◆ THE REQUEST ◆
Locate each line with the string "image" in the listing below and copy it.

◆ EXTRACTED ENTRIES ◆
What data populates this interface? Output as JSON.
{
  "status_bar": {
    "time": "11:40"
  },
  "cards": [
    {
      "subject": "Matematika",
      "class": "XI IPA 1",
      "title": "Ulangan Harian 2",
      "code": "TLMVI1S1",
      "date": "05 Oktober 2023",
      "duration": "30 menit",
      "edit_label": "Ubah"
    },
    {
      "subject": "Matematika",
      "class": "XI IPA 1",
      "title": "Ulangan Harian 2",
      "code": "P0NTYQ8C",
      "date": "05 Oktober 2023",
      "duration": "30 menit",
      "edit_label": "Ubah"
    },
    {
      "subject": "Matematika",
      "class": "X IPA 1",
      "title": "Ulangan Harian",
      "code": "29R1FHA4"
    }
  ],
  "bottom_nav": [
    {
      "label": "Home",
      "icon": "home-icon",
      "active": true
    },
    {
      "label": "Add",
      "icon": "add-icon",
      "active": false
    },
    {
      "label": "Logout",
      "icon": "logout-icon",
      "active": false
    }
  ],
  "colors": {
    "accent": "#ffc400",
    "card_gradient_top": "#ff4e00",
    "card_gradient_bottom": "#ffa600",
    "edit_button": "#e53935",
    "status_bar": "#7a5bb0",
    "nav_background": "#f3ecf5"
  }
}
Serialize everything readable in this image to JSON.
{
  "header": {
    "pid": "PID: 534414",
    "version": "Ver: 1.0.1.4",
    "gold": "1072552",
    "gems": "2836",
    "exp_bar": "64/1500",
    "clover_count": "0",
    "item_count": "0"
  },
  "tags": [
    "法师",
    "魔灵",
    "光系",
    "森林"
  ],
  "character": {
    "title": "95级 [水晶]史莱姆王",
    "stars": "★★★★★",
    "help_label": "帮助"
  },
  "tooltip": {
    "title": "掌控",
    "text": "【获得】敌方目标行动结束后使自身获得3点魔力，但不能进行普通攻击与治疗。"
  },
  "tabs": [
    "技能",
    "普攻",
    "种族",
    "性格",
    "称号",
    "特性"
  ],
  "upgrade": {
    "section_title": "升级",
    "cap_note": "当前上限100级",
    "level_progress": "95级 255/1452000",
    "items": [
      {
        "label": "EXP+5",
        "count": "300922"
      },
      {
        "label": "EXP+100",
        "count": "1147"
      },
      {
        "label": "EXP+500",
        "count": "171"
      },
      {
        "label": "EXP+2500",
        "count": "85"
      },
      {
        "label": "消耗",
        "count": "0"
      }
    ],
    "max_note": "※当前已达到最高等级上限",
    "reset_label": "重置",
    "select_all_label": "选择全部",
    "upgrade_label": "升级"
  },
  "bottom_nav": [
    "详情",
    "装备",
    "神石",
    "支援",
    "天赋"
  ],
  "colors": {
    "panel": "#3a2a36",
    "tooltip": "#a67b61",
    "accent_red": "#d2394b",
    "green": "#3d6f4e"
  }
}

==

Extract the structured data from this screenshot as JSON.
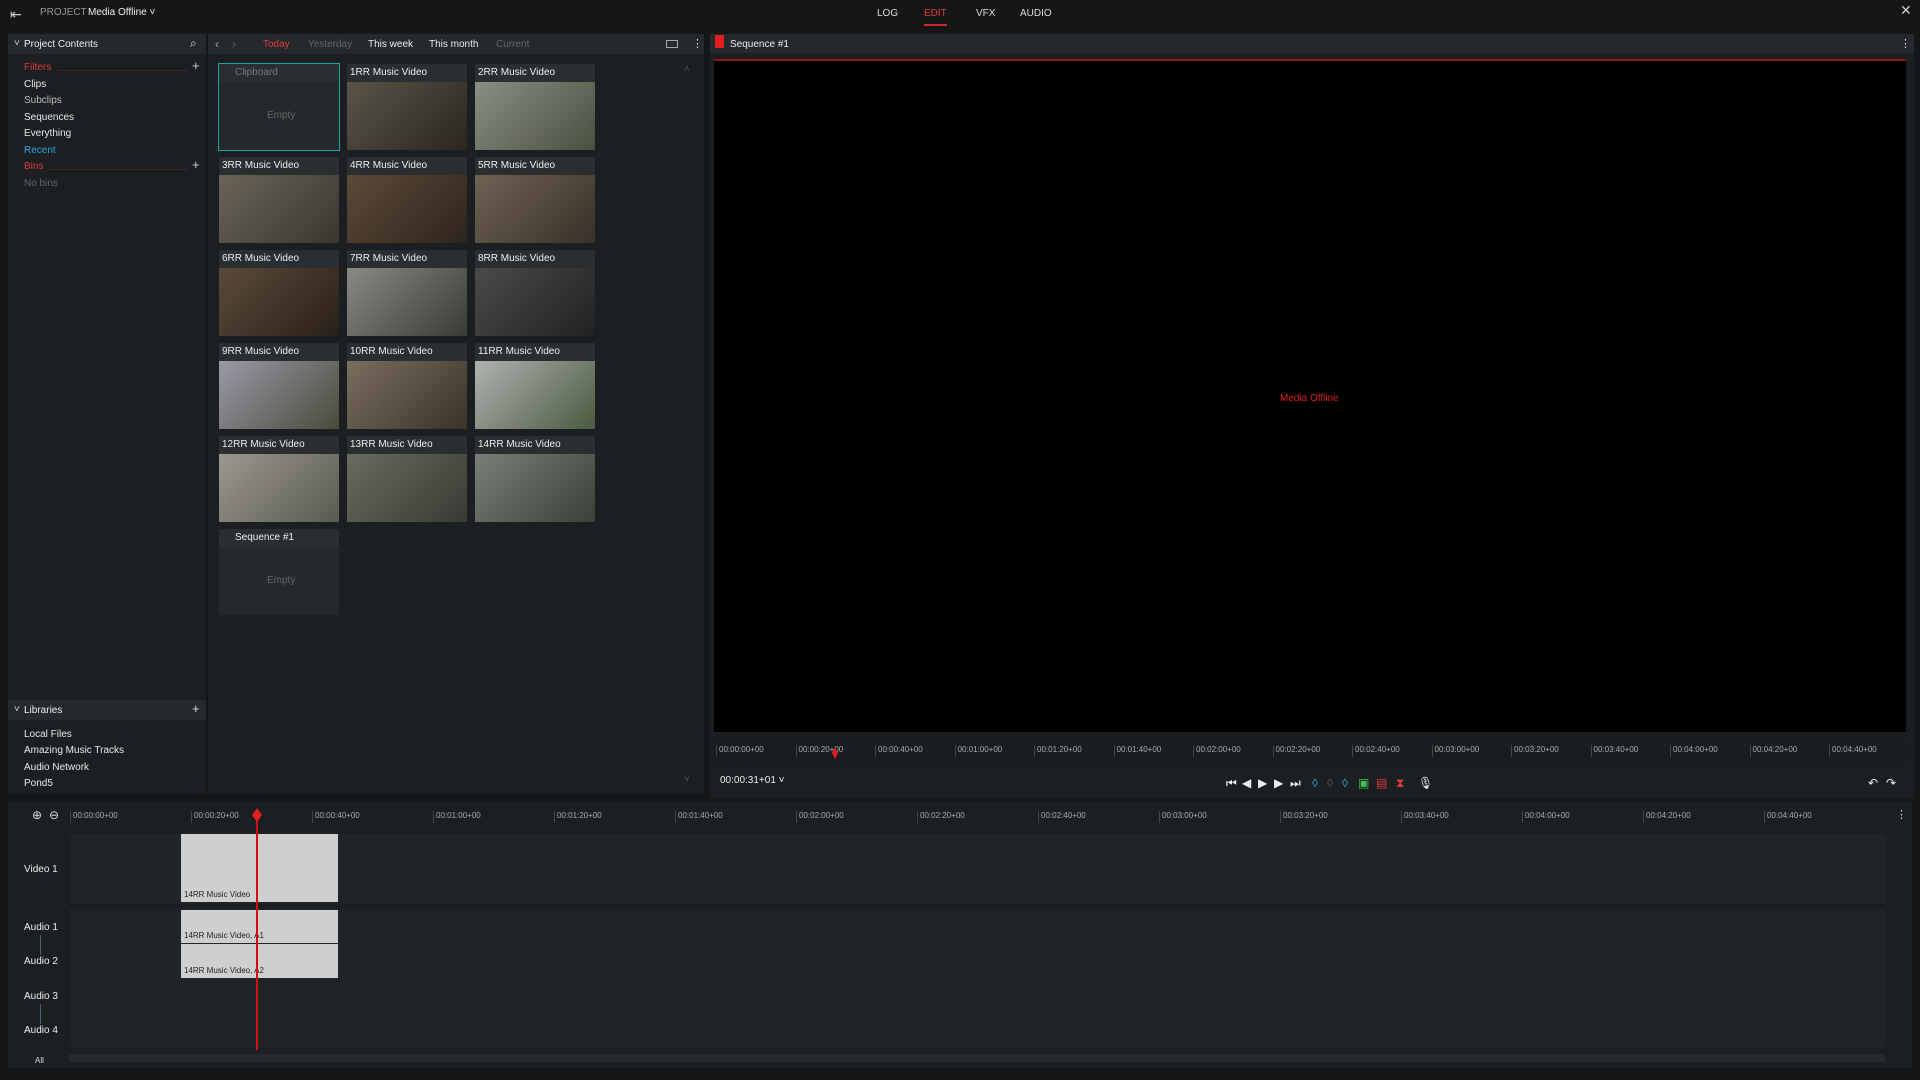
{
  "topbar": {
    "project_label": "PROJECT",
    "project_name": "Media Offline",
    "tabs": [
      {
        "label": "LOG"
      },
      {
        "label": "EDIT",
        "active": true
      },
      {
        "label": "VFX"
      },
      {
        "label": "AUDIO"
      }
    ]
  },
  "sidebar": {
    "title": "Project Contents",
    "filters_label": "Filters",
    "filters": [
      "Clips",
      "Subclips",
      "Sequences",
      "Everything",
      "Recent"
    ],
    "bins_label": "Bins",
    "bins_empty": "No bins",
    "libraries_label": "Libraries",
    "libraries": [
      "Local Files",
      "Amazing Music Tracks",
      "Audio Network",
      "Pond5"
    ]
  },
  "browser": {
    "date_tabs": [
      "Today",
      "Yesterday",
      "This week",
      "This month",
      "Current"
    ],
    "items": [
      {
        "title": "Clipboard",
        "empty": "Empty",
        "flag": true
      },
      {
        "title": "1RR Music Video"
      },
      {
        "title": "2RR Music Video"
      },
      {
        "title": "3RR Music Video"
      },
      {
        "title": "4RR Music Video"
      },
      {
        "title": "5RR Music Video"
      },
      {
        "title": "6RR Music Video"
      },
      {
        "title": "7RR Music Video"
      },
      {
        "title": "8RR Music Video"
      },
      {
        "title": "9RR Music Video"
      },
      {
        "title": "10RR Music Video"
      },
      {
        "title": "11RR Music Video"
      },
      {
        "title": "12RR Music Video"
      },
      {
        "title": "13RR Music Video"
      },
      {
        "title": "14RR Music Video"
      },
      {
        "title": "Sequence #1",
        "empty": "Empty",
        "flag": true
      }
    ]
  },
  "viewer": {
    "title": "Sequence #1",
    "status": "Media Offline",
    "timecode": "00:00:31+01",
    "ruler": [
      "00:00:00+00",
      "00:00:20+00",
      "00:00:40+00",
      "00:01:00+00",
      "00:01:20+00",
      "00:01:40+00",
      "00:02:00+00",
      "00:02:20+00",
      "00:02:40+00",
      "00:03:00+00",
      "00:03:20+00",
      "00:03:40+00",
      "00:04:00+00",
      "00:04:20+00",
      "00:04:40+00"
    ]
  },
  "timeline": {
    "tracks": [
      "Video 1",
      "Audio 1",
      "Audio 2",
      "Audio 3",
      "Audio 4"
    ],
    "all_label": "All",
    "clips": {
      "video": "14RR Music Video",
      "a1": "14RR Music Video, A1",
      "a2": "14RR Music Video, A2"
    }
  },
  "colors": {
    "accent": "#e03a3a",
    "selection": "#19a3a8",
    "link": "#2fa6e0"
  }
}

==

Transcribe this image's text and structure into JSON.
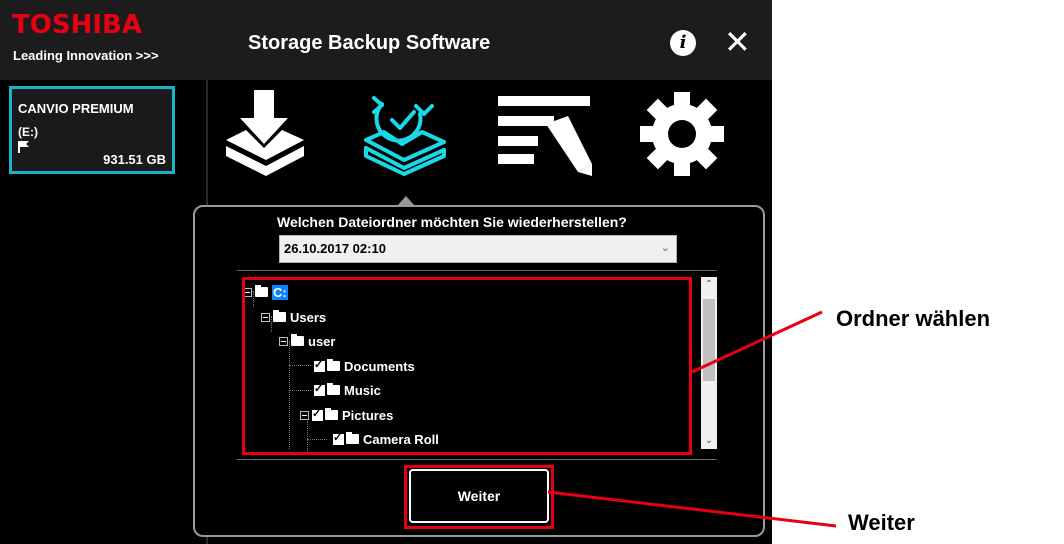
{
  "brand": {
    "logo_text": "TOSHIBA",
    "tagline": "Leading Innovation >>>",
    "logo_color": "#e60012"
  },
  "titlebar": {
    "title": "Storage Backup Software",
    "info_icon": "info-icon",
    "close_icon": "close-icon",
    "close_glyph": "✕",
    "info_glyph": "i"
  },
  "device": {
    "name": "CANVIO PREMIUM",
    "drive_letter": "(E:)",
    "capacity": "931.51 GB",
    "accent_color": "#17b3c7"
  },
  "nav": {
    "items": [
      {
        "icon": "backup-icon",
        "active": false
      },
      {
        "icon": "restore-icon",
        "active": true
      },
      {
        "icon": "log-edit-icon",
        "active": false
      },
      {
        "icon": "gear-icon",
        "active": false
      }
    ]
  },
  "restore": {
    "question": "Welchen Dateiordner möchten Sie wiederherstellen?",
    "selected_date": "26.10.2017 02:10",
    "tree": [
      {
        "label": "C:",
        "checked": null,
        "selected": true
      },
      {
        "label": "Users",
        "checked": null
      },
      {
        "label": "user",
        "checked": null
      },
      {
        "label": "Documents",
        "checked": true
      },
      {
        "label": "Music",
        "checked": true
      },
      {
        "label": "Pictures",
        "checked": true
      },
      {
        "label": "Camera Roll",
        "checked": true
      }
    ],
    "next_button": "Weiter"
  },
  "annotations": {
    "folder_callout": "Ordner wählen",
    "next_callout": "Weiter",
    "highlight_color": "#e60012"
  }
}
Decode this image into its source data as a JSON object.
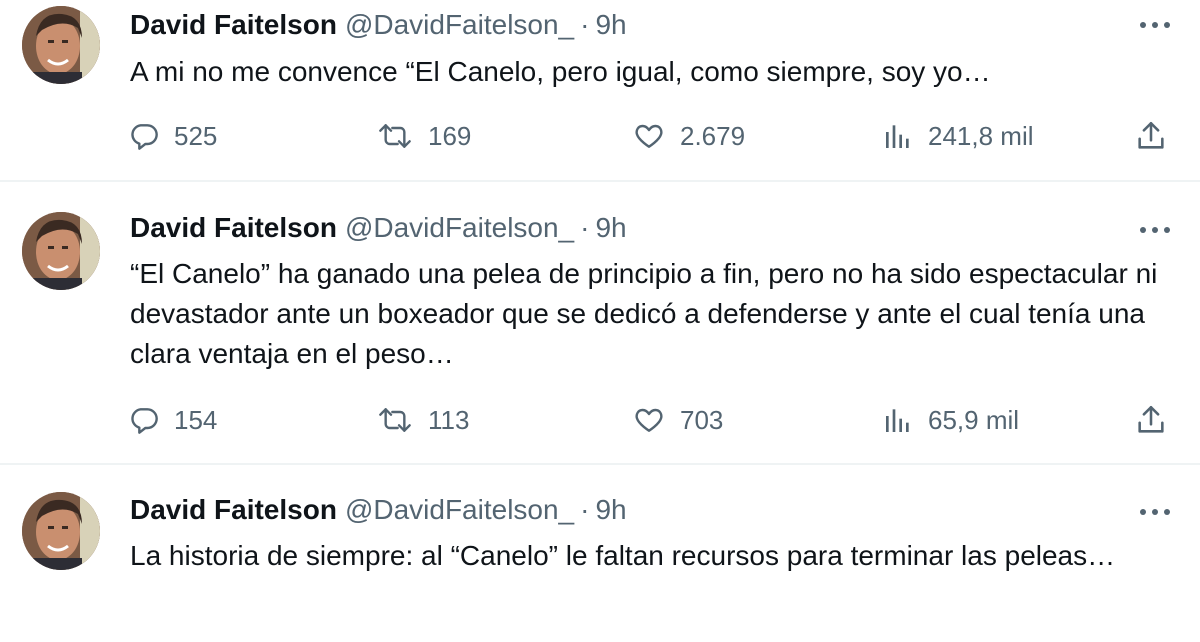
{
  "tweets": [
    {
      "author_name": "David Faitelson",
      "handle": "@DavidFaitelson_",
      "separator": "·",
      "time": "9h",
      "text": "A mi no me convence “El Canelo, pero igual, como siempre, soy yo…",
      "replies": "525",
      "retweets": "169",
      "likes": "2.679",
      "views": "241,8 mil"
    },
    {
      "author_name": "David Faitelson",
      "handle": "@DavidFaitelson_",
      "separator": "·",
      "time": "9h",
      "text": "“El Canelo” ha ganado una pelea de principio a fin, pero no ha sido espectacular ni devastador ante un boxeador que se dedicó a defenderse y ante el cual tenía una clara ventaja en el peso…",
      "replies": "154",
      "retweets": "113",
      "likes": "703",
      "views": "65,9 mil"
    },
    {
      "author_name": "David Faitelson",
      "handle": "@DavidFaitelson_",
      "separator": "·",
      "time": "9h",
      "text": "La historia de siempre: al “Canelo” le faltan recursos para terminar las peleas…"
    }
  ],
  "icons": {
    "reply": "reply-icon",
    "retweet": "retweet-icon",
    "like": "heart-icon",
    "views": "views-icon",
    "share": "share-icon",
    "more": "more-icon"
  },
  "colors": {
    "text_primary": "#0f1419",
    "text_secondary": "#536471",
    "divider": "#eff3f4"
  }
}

◆ EXPECTED ANSWER ◆
Serialize everything readable in this image to JSON.
Transcribe this image's text and structure into JSON.
Decode this image into its source data as a JSON object.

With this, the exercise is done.